**TO DO**.
Extract each line of the data below exactly as written.

**ENTRIES SUPPLIED**.
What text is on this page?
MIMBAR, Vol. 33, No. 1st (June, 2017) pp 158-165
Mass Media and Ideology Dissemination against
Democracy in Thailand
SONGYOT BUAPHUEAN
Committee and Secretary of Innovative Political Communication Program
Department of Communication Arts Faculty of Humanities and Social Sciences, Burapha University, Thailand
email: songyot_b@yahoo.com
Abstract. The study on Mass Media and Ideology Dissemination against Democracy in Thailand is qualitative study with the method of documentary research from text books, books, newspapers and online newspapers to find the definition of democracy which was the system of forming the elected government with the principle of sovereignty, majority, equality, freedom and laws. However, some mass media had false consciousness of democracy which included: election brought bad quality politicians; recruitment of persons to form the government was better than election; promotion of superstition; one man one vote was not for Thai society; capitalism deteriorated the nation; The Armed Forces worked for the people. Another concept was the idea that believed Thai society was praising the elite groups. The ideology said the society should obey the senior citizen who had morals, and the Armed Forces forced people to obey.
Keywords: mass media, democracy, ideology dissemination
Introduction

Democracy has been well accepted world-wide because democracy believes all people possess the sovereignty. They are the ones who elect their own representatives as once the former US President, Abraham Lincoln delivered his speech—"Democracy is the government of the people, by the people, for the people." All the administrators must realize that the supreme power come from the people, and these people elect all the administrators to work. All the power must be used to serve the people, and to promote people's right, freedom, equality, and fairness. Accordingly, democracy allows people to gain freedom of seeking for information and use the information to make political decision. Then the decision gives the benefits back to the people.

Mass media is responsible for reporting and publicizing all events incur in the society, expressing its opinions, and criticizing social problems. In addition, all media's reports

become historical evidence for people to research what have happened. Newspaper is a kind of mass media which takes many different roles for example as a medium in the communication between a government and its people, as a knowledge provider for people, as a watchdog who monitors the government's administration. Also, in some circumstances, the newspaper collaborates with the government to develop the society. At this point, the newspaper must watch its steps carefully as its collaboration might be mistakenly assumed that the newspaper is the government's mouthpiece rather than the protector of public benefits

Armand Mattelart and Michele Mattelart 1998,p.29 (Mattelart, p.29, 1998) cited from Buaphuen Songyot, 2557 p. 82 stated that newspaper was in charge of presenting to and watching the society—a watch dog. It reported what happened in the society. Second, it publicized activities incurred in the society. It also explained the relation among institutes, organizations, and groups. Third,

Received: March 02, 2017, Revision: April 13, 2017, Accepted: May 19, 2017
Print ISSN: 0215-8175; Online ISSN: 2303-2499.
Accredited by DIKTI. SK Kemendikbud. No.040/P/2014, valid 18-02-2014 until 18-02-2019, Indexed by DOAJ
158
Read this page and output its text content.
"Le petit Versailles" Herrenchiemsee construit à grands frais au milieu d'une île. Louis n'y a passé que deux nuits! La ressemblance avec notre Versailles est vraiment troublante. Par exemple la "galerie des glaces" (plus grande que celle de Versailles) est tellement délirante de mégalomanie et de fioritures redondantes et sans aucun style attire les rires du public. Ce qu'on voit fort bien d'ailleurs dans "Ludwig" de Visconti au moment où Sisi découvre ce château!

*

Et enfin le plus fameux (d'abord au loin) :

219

**TASK RESPONSE**.
What text is on this page?
MIMBAR, Vol. 33, No. 1st (June, 2017) pp 158-165
Mass Media and Ideology Dissemination against
Democracy in Thailand
SONGYOT BUAPHUEAN
Committee and Secretary of Innovative Political Communication Program
Department of Communication Arts Faculty of Humanities and Social Sciences, Burapha University, Thailand
email: songyot_b@yahoo.com
Abstract. The study on Mass Media and Ideology Dissemination against Democracy in Thailand is qualitative study with the method of documentary research from text books, books, newspapers and online newspapers to find the definition of democracy which was the system of forming the elected government with the principle of sovereignty, majority, equality, freedom and laws. However, some mass media had false consciousness of democracy which included: election brought bad quality politicians; recruitment of persons to form the government was better than election; promotion of superstition; one man one vote was not for Thai society; capitalism deteriorated the nation; The Armed Forces worked for the people. Another concept was the idea that believed Thai society was praising the elite groups. The ideology said the society should obey the senior citizen who had morals, and the Armed Forces forced people to obey.
Keywords: mass media, democracy, ideology dissemination
Introduction

Democracy has been well accepted world-wide because democracy believes all people possess the sovereignty. They are the ones who elect their own representatives as once the former US President, Abraham Lincoln delivered his speech—"Democracy is the government of the people, by the people, for the people." All the administrators must realize that the supreme power come from the people, and these people elect all the administrators to work. All the power must be used to serve the people, and to promote people's right, freedom, equality, and fairness. Accordingly, democracy allows people to gain freedom of seeking for information and use the information to make political decision. Then the decision gives the benefits back to the people.

Mass media is responsible for reporting and publicizing all events incur in the society, expressing its opinions, and criticizing social problems. In addition, all media's reports

become historical evidence for people to research what have happened. Newspaper is a kind of mass media which takes many different roles for example as a medium in the communication between a government and its people, as a knowledge provider for people, as a watchdog who monitors the government's administration. Also, in some circumstances, the newspaper collaborates with the government to develop the society. At this point, the newspaper must watch its steps carefully as its collaboration might be mistakenly assumed that the newspaper is the government's mouthpiece rather than the protector of public benefits

Armand Mattelart and Michele Mattelart 1998,p.29 (Mattelart, p.29, 1998) cited from Buaphuen Songyot, 2557 p. 82 stated that newspaper was in charge of presenting to and watching the society—a watch dog. It reported what happened in the society. Second, it publicized activities incurred in the society. It also explained the relation among institutes, organizations, and groups. Third,

Received: March 02, 2017, Revision: April 13, 2017, Accepted: May 19, 2017
Print ISSN: 0215-8175; Online ISSN: 2303-2499.
Accredited by DIKTI. SK Kemendikbud. No.040/P/2014, valid 18-02-2014 until 18-02-2019, Indexed by DOAJ
158
Read this page and output its text content.
"Le petit Versailles" Herrenchiemsee construit à grands frais au milieu d'une île. Louis n'y a passé que deux nuits! La ressemblance avec notre Versailles est vraiment troublante. Par exemple la "galerie des glaces" (plus grande que celle de Versailles) est tellement délirante de mégalomanie et de fioritures redondantes et sans aucun style attire les rires du public. Ce qu'on voit fort bien d'ailleurs dans "Ludwig" de Visconti au moment où Sisi découvre ce château!

*

Et enfin le plus fameux (d'abord au loin) :

219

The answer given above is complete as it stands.